Please recast the records, from their first line through the line containing "- sale-price: £415,000: [208, 488, 318, 500]" (both included), as a Markdown table with two columns: Row for the row number and Line for the line itself. Leave out any blank lines.

%%

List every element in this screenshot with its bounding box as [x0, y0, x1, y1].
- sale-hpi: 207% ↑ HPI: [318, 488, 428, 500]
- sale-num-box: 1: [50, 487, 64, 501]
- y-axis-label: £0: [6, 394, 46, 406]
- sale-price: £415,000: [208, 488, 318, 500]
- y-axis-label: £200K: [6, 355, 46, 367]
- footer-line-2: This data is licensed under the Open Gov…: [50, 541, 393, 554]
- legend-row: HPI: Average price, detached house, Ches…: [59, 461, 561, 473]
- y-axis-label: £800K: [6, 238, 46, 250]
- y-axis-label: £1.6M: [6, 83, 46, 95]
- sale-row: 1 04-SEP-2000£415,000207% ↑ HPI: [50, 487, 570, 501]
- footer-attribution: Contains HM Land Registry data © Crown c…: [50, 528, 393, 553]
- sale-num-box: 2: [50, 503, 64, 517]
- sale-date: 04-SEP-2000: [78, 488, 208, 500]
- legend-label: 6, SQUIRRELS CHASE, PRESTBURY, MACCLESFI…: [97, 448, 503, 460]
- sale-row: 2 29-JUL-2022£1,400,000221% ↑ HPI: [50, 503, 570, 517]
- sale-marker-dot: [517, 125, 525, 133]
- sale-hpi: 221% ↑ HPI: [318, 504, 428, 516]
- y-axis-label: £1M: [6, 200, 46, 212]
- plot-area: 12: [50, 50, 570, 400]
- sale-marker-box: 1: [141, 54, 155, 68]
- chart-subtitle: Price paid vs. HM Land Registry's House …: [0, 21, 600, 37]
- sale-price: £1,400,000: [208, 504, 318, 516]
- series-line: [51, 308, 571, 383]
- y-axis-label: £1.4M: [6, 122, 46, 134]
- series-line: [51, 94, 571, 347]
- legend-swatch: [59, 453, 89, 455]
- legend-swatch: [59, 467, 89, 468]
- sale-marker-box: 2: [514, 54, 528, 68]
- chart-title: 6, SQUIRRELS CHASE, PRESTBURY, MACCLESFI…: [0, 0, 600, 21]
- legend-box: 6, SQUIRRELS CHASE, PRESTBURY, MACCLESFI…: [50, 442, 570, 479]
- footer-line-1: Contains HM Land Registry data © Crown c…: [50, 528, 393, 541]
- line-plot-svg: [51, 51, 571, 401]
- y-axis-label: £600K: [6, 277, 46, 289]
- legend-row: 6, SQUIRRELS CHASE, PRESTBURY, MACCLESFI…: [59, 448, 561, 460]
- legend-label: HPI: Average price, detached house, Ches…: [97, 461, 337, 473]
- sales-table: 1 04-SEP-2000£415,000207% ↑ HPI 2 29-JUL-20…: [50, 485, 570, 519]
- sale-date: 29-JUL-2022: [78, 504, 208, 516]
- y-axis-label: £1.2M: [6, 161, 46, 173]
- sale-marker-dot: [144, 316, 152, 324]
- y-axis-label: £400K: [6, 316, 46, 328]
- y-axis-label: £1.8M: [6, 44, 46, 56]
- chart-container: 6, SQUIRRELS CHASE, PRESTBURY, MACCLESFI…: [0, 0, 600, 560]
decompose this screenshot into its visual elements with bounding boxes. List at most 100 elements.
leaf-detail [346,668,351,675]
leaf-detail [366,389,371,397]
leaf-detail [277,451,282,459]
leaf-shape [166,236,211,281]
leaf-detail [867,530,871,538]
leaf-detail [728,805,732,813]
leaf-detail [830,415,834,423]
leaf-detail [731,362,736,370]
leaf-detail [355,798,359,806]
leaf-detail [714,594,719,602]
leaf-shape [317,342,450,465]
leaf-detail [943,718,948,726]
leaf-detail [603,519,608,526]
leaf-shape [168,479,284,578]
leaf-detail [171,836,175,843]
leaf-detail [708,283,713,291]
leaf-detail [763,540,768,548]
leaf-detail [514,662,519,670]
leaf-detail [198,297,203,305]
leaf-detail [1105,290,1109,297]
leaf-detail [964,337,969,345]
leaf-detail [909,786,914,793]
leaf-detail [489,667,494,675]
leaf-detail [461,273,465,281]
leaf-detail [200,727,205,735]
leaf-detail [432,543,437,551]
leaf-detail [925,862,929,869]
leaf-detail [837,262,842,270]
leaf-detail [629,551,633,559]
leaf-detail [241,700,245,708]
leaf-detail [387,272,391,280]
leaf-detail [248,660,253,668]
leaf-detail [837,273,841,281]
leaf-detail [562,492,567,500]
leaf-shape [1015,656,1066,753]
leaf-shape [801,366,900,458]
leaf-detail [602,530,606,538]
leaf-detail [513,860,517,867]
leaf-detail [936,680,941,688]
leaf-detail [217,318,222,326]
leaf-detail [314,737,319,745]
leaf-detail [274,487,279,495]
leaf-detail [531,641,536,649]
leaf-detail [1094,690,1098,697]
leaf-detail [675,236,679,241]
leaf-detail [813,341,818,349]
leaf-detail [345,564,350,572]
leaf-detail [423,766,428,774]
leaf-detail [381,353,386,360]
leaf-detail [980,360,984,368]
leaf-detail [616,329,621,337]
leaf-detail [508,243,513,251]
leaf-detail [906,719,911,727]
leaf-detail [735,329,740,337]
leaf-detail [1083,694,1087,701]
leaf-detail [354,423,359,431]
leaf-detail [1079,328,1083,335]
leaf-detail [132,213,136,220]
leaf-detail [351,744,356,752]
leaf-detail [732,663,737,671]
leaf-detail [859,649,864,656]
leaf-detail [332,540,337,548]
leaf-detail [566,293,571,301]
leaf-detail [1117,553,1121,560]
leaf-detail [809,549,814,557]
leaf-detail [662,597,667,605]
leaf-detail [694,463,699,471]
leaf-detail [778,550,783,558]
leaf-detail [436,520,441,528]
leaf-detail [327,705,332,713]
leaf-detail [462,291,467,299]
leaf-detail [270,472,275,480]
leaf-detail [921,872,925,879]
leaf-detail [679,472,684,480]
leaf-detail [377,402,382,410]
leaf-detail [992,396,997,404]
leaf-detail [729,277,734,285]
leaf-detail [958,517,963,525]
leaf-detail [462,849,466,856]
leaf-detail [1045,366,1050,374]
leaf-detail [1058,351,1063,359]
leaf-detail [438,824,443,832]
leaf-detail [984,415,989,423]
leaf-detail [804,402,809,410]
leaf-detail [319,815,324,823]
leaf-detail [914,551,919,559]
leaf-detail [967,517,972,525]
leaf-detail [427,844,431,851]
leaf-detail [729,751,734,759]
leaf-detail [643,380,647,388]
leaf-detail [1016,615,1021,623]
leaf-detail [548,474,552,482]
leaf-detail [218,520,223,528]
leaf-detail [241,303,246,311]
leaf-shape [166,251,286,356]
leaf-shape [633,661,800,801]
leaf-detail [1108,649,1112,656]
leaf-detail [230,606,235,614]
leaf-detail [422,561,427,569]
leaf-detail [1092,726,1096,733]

%%

» **Full response**:
| Row | Line |
|---|---|
| 1 | List every element in this screenshot with its bounding box as [x0, y0, x1, y1]. |
| 2 | - sale-hpi: 207% ↑ HPI: [318, 488, 428, 500] |
| 3 | - sale-num-box: 1: [50, 487, 64, 501] |
| 4 | - y-axis-label: £0: [6, 394, 46, 406] |
| 5 | - sale-price: £415,000: [208, 488, 318, 500] |